_Instructions to follow_. Write out the material below again, unchanged.

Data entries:
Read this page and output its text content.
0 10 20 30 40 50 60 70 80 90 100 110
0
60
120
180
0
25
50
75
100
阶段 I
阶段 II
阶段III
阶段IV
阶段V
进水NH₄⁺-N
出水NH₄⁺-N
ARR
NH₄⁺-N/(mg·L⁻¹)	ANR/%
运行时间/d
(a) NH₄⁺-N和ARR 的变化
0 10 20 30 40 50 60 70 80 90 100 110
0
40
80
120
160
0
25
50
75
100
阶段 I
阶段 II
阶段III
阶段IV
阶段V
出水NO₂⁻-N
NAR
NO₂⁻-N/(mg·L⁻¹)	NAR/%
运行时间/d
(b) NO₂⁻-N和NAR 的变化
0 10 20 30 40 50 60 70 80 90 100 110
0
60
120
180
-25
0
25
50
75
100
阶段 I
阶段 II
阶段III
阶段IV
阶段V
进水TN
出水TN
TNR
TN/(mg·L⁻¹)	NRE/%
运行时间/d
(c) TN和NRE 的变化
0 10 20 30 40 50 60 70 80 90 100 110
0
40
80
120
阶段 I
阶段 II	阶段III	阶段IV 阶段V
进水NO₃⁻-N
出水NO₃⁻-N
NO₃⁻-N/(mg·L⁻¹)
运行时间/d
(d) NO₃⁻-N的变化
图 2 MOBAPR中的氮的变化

_Response to the task_.
Read this page and output its text content.
0 10 20 30 40 50 60 70 80 90 100 110
0
60
120
180
0
25
50
75
100
阶段 I
阶段 II
阶段III
阶段IV
阶段V
进水NH₄⁺-N
出水NH₄⁺-N
ARR
NH₄⁺-N/(mg·L⁻¹)	ANR/%
运行时间/d
(a) NH₄⁺-N和ARR 的变化
0 10 20 30 40 50 60 70 80 90 100 110
0
40
80
120
160
0
25
50
75
100
阶段 I
阶段 II
阶段III
阶段IV
阶段V
出水NO₂⁻-N
NAR
NO₂⁻-N/(mg·L⁻¹)	NAR/%
运行时间/d
(b) NO₂⁻-N和NAR 的变化
0 10 20 30 40 50 60 70 80 90 100 110
0
60
120
180
-25
0
25
50
75
100
阶段 I
阶段 II
阶段III
阶段IV
阶段V
进水TN
出水TN
TNR
TN/(mg·L⁻¹)	NRE/%
运行时间/d
(c) TN和NRE 的变化
0 10 20 30 40 50 60 70 80 90 100 110
0
40
80
120
阶段 I
阶段 II	阶段III	阶段IV 阶段V
进水NO₃⁻-N
出水NO₃⁻-N
NO₃⁻-N/(mg·L⁻¹)
运行时间/d
(d) NO₃⁻-N的变化
图 2 MOBAPR中的氮的变化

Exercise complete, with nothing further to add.